[Dataset entries]

————

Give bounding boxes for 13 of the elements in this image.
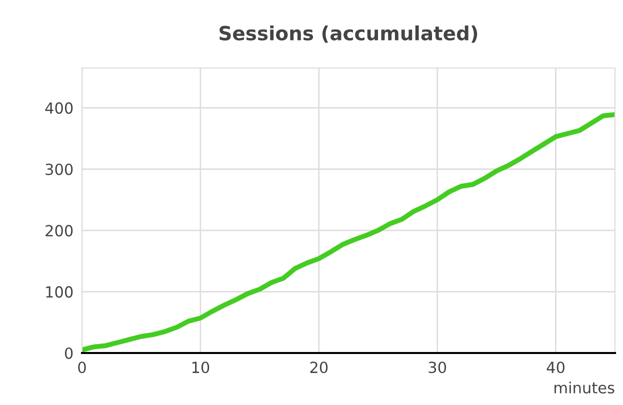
y-tick-label: 100: [46, 286, 73, 298]
x-axis-title: minutes: [554, 382, 614, 394]
y-tick-label: 200: [46, 224, 73, 236]
y-tick-label: 0: [64, 347, 73, 360]
x-tick-label: 0: [78, 362, 86, 374]
y-tick-label: 400: [45, 102, 73, 114]
x-tick-label: 10: [192, 362, 210, 374]
x-tick-label: 30: [428, 362, 446, 374]
chart-title: Sessions (accumulated): [220, 25, 478, 43]
line-series: [82, 112, 615, 352]
y-tick-label: 300: [46, 164, 73, 176]
x-tick-label: 20: [310, 362, 328, 374]
x-tick-label: 40: [546, 362, 564, 374]
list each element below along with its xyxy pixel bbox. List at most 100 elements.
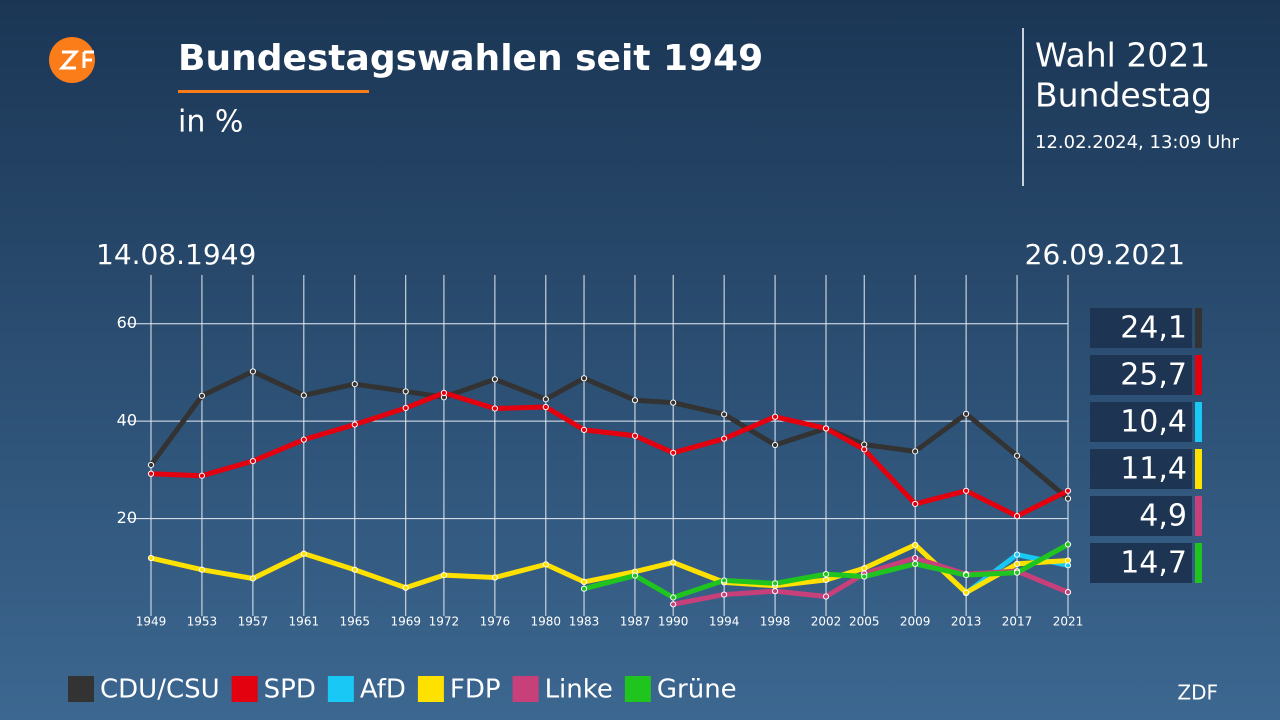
x-tick-label: 2013 (951, 615, 982, 629)
point (912, 448, 919, 455)
value-box-color (1195, 496, 1202, 536)
legend-label: Grüne (657, 675, 737, 705)
point (721, 591, 728, 598)
legend-swatch (327, 676, 354, 702)
y-tick-label: 20 (117, 508, 137, 527)
series-line (150, 542, 1069, 596)
x-tick-label: 1969 (390, 615, 421, 629)
point (771, 580, 779, 587)
value-label: 4,9 (1139, 499, 1187, 534)
point (912, 541, 919, 548)
point (912, 560, 919, 567)
end-date: 26.09.2021 (1025, 238, 1185, 271)
point (963, 571, 970, 579)
side-title: Wahl 2021 (1035, 36, 1210, 75)
point (1013, 569, 1021, 576)
point (249, 368, 256, 375)
point (631, 397, 639, 404)
point (721, 435, 728, 442)
x-tick-label: 2021 (1053, 615, 1084, 629)
point (631, 572, 639, 579)
point (147, 470, 155, 477)
x-tick-label: 1998 (760, 615, 791, 629)
x-tick-label: 2009 (900, 615, 931, 629)
value-label: 14,7 (1120, 546, 1187, 581)
value-box (1090, 543, 1192, 583)
point (963, 487, 970, 494)
point (861, 565, 868, 572)
point (912, 500, 919, 508)
point (249, 575, 256, 582)
x-tick-label: 1949 (136, 615, 167, 629)
side-title: Bundestag (1035, 76, 1212, 115)
point (300, 550, 307, 557)
y-tick-label: 40 (117, 411, 137, 430)
point (580, 426, 588, 434)
value-box (1090, 402, 1192, 442)
legend-swatch (68, 676, 94, 702)
point (963, 589, 970, 596)
point (351, 566, 358, 573)
point (963, 410, 970, 417)
divider (1022, 28, 1024, 186)
legend-label: FDP (450, 675, 501, 705)
legend-label: CDU/CSU (100, 675, 220, 705)
point (1013, 560, 1021, 567)
point (147, 554, 155, 562)
point (402, 584, 409, 591)
y-tick-label: 60 (117, 313, 137, 332)
value-box (1090, 449, 1192, 489)
x-tick-label: 1965 (340, 615, 371, 629)
point (249, 457, 256, 465)
point (822, 425, 830, 432)
point (147, 461, 155, 469)
point (580, 578, 588, 586)
point (351, 381, 358, 388)
point (542, 396, 549, 403)
x-tick-label: 2002 (811, 615, 842, 629)
point (491, 574, 498, 581)
value-label: 24,1 (1120, 311, 1187, 346)
point (300, 436, 307, 443)
value-box (1090, 355, 1192, 395)
x-tick-label: 1961 (289, 615, 320, 629)
legend-label: Linke (545, 675, 613, 705)
legend-label: SPD (264, 675, 316, 705)
value-label: 25,7 (1120, 358, 1187, 393)
point (402, 404, 409, 412)
point (771, 413, 779, 420)
point (670, 559, 677, 566)
point (1013, 551, 1021, 558)
logo-circle (49, 37, 95, 83)
legend-label: AfD (360, 675, 406, 705)
x-tick-label: 1976 (480, 615, 511, 629)
start-date: 14.08.1949 (96, 238, 256, 271)
point (721, 411, 728, 418)
value-label: 11,4 (1120, 452, 1187, 487)
point (861, 573, 868, 580)
logo (49, 37, 95, 83)
point (542, 403, 549, 411)
legend-swatch (512, 676, 539, 702)
chart-subtitle: in % (178, 105, 243, 140)
x-tick-label: 1990 (658, 615, 689, 629)
point (1064, 495, 1072, 502)
point (1064, 487, 1072, 494)
logo-mark (58, 50, 94, 70)
point (1013, 513, 1021, 520)
timestamp: 12.02.2024, 13:09 Uhr (1035, 132, 1240, 153)
point (822, 593, 830, 600)
point (198, 392, 206, 399)
value-label: 10,4 (1120, 405, 1187, 440)
point (670, 449, 677, 456)
legend-swatch (417, 676, 444, 702)
footer: ZDF (1177, 681, 1218, 705)
point (1013, 452, 1021, 459)
point (198, 566, 206, 573)
point (580, 585, 588, 592)
point (300, 392, 307, 399)
point (1064, 541, 1072, 548)
point (670, 594, 677, 601)
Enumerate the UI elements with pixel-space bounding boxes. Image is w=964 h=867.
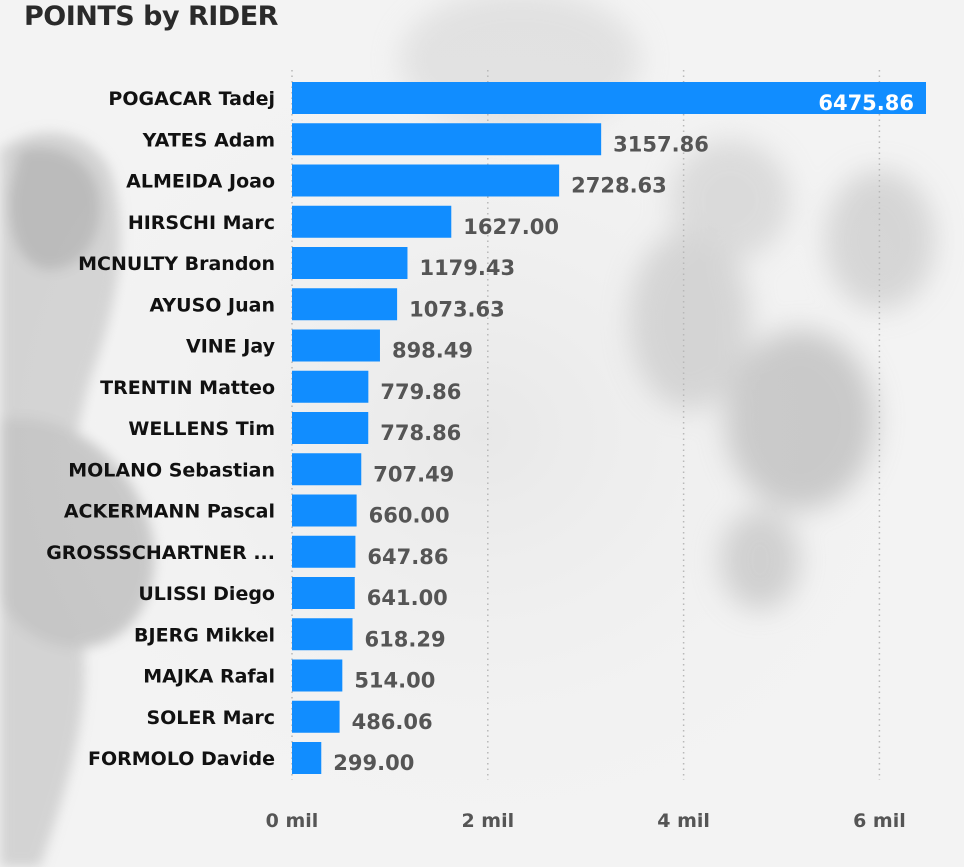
bar[interactable] — [292, 577, 355, 609]
data-label: 1073.63 — [409, 297, 505, 321]
data-label: 707.49 — [373, 462, 454, 486]
bar[interactable] — [292, 247, 408, 279]
x-tick-label: 6 mil — [853, 810, 906, 832]
category-label: AYUSO Juan — [150, 294, 275, 316]
bars — [292, 82, 926, 774]
category-label: ULISSI Diego — [138, 583, 275, 605]
bar[interactable] — [292, 164, 560, 197]
category-label: POGACAR Tadej — [108, 88, 275, 110]
bar[interactable] — [292, 742, 322, 774]
data-label: 647.86 — [367, 545, 448, 569]
x-tick-label: 0 mil — [266, 810, 319, 832]
bar[interactable] — [292, 535, 356, 568]
data-label: 1179.43 — [419, 256, 515, 280]
category-label: YATES Adam — [142, 129, 275, 151]
x-tick-label: 4 mil — [657, 810, 710, 832]
x-tick-label: 2 mil — [461, 810, 514, 832]
bar[interactable] — [292, 659, 343, 692]
data-label: 778.86 — [380, 421, 461, 445]
data-label: 618.29 — [365, 627, 446, 651]
bar[interactable] — [292, 494, 357, 527]
category-label: MOLANO Sebastian — [68, 459, 275, 481]
category-label: HIRSCHI Marc — [128, 212, 275, 234]
category-label: GROSSSCHARTNER ... — [46, 542, 275, 564]
data-label: 660.00 — [369, 504, 450, 528]
data-label: 641.00 — [367, 586, 448, 610]
chart-title: POINTS by RIDER — [24, 1, 278, 32]
category-label: VINE Jay — [186, 336, 276, 358]
category-label: ALMEIDA Joao — [126, 171, 275, 193]
bar[interactable] — [292, 205, 452, 238]
category-label: BJERG Mikkel — [134, 624, 275, 646]
category-label: TRENTIN Matteo — [100, 377, 275, 399]
data-label: 898.49 — [392, 339, 473, 363]
bar[interactable] — [292, 82, 926, 114]
data-label: 299.00 — [333, 751, 414, 775]
category-label: MAJKA Rafal — [143, 666, 275, 688]
bar[interactable] — [292, 618, 353, 651]
data-label: 1627.00 — [463, 215, 559, 239]
bar[interactable] — [292, 370, 369, 403]
data-label: 3157.86 — [613, 132, 709, 156]
data-label: 779.86 — [380, 380, 461, 404]
labels: 0 mil 2 mil 4 mil 6 mil POGACAR Tadej 6475.86… — [46, 88, 914, 832]
category-label: WELLENS Tim — [128, 418, 275, 440]
category-label: SOLER Marc — [146, 707, 275, 729]
bar[interactable] — [292, 453, 362, 486]
data-label: 6475.86 — [818, 91, 914, 115]
category-label: ACKERMANN Pascal — [64, 501, 275, 523]
category-label: MCNULTY Brandon — [78, 253, 275, 275]
category-label: FORMOLO Davide — [88, 748, 275, 770]
bar[interactable] — [292, 123, 602, 156]
data-label: 514.00 — [354, 669, 435, 693]
data-label: 2728.63 — [571, 174, 667, 198]
bar[interactable] — [292, 412, 369, 444]
data-label: 486.06 — [352, 710, 433, 734]
bar[interactable] — [292, 329, 380, 362]
bar[interactable] — [292, 288, 398, 321]
bar[interactable] — [292, 700, 340, 733]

————

#### [PROBLEM TO WORK ON]
Rewrite the lines between the one holding "x-tick-label: 2013 (951, 615, 982, 629)" and the one holding "point (1013, 560, 1021, 567)", inclusive, with every "point" changed to "marker" and nothing else altered.

#### [SOLUTION]
x-tick-label: 2013 (951, 615, 982, 629)
marker (912, 448, 919, 455)
value-box-color (1195, 496, 1202, 536)
legend-label: Grüne (657, 675, 737, 705)
marker (721, 591, 728, 598)
legend-swatch (327, 676, 354, 702)
y-tick-label: 20 (117, 508, 137, 527)
series-line (150, 542, 1069, 596)
x-tick-label: 1969 (390, 615, 421, 629)
marker (771, 580, 779, 587)
value-label: 4,9 (1139, 499, 1187, 534)
marker (912, 541, 919, 548)
marker (912, 560, 919, 567)
end-date: 26.09.2021 (1025, 238, 1185, 271)
marker (963, 571, 970, 579)
side-title: Wahl 2021 (1035, 36, 1210, 75)
marker (1013, 569, 1021, 576)
marker (249, 368, 256, 375)
marker (631, 397, 639, 404)
marker (721, 435, 728, 442)
x-tick-label: 2021 (1053, 615, 1084, 629)
marker (631, 572, 639, 579)
marker (147, 470, 155, 477)
x-tick-label: 1998 (760, 615, 791, 629)
x-tick-label: 2009 (900, 615, 931, 629)
value-label: 14,7 (1120, 546, 1187, 581)
value-box (1090, 543, 1192, 583)
marker (963, 487, 970, 494)
marker (861, 565, 868, 572)
marker (912, 500, 919, 508)
marker (249, 575, 256, 582)
x-tick-label: 1949 (136, 615, 167, 629)
side-title: Bundestag (1035, 76, 1212, 115)
marker (300, 550, 307, 557)
y-tick-label: 40 (117, 411, 137, 430)
marker (580, 426, 588, 434)
value-box (1090, 402, 1192, 442)
legend-swatch (68, 676, 94, 702)
marker (963, 589, 970, 596)
marker (351, 566, 358, 573)
marker (963, 410, 970, 417)
divider (1022, 28, 1024, 186)
legend-label: FDP (450, 675, 501, 705)
legend-label: CDU/CSU (100, 675, 220, 705)
marker (1013, 560, 1021, 567)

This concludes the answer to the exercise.